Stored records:

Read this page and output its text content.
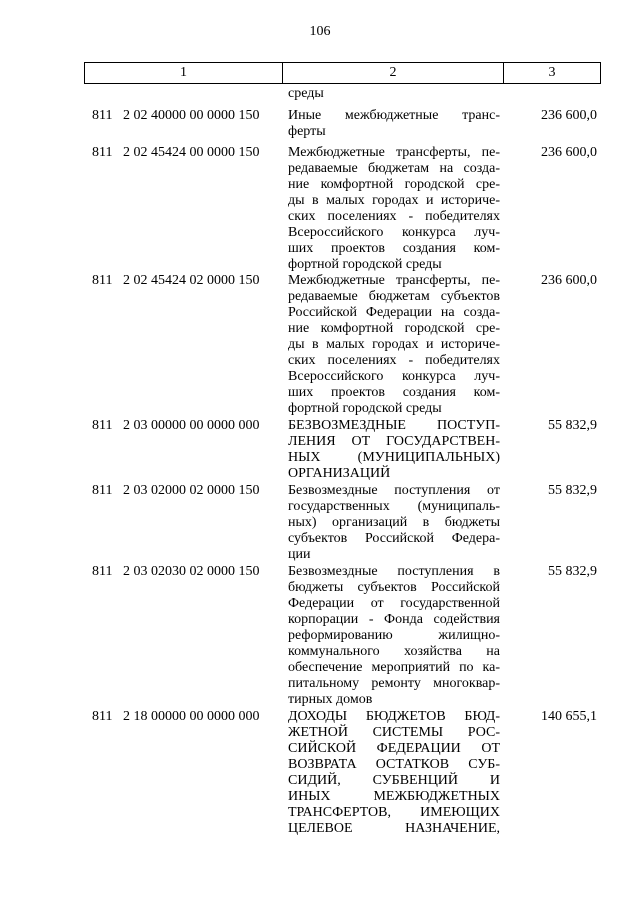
106
1	2	3
среды
811   2 02 40000 00 0000 150 Иные межбюджетные транс-
ферты
236 600,0
811   2 02 45424 00 0000 150 Межбюджетные трансферты, пе-
редаваемые бюджетам на созда-
ние комфортной городской сре-
ды в малых городах и историче-
ских поселениях - победителях
Всероссийского конкурса луч-
ших проектов создания ком-
фортной городской среды
236 600,0
811   2 02 45424 02 0000 150 Межбюджетные трансферты, пе-
редаваемые бюджетам субъектов
Российской Федерации на созда-
ние комфортной городской сре-
ды в малых городах и историче-
ских поселениях - победителях
Всероссийского конкурса луч-
ших проектов создания ком-
фортной городской среды
236 600,0
811   2 03 00000 00 0000 000 БЕЗВОЗМЕЗДНЫЕ ПОСТУП-
ЛЕНИЯ ОТ ГОСУДАРСТВЕН-
НЫХ (МУНИЦИПАЛЬНЫХ)
ОРГАНИЗАЦИЙ
55 832,9
811   2 03 02000 02 0000 150 Безвозмездные поступления от
государственных (муниципаль-
ных) организаций в бюджеты
субъектов Российской Федера-
ции
55 832,9
811   2 03 02030 02 0000 150 Безвозмездные поступления в
бюджеты субъектов Российской
Федерации от государственной
корпорации - Фонда содействия
реформированию жилищно-
коммунального хозяйства на
обеспечение мероприятий по ка-
питальному ремонту многоквар-
тирных домов
55 832,9
811   2 18 00000 00 0000 000 ДОХОДЫ БЮДЖЕТОВ БЮД-
ЖЕТНОЙ СИСТЕМЫ РОС-
СИЙСКОЙ ФЕДЕРАЦИИ ОТ
ВОЗВРАТА ОСТАТКОВ СУБ-
СИДИЙ, СУБВЕНЦИЙ И
ИНЫХ МЕЖБЮДЖЕТНЫХ
ТРАНСФЕРТОВ, ИМЕЮЩИХ
ЦЕЛЕВОЕ НАЗНАЧЕНИЕ,
140 655,1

SHORT TASK -
Your task is to repeat the material above exactly, without its pictures.

COMPLETE OUTPUT -
Read this page and output its text content.
106
1	2	3
среды
811   2 02 40000 00 0000 150 Иные межбюджетные транс-
ферты
236 600,0
811   2 02 45424 00 0000 150 Межбюджетные трансферты, пе-
редаваемые бюджетам на созда-
ние комфортной городской сре-
ды в малых городах и историче-
ских поселениях - победителях
Всероссийского конкурса луч-
ших проектов создания ком-
фортной городской среды
236 600,0
811   2 02 45424 02 0000 150 Межбюджетные трансферты, пе-
редаваемые бюджетам субъектов
Российской Федерации на созда-
ние комфортной городской сре-
ды в малых городах и историче-
ских поселениях - победителях
Всероссийского конкурса луч-
ших проектов создания ком-
фортной городской среды
236 600,0
811   2 03 00000 00 0000 000 БЕЗВОЗМЕЗДНЫЕ ПОСТУП-
ЛЕНИЯ ОТ ГОСУДАРСТВЕН-
НЫХ (МУНИЦИПАЛЬНЫХ)
ОРГАНИЗАЦИЙ
55 832,9
811   2 03 02000 02 0000 150 Безвозмездные поступления от
государственных (муниципаль-
ных) организаций в бюджеты
субъектов Российской Федера-
ции
55 832,9
811   2 03 02030 02 0000 150 Безвозмездные поступления в
бюджеты субъектов Российской
Федерации от государственной
корпорации - Фонда содействия
реформированию жилищно-
коммунального хозяйства на
обеспечение мероприятий по ка-
питальному ремонту многоквар-
тирных домов
55 832,9
811   2 18 00000 00 0000 000 ДОХОДЫ БЮДЖЕТОВ БЮД-
ЖЕТНОЙ СИСТЕМЫ РОС-
СИЙСКОЙ ФЕДЕРАЦИИ ОТ
ВОЗВРАТА ОСТАТКОВ СУБ-
СИДИЙ, СУБВЕНЦИЙ И
ИНЫХ МЕЖБЮДЖЕТНЫХ
ТРАНСФЕРТОВ, ИМЕЮЩИХ
ЦЕЛЕВОЕ НАЗНАЧЕНИЕ,
140 655,1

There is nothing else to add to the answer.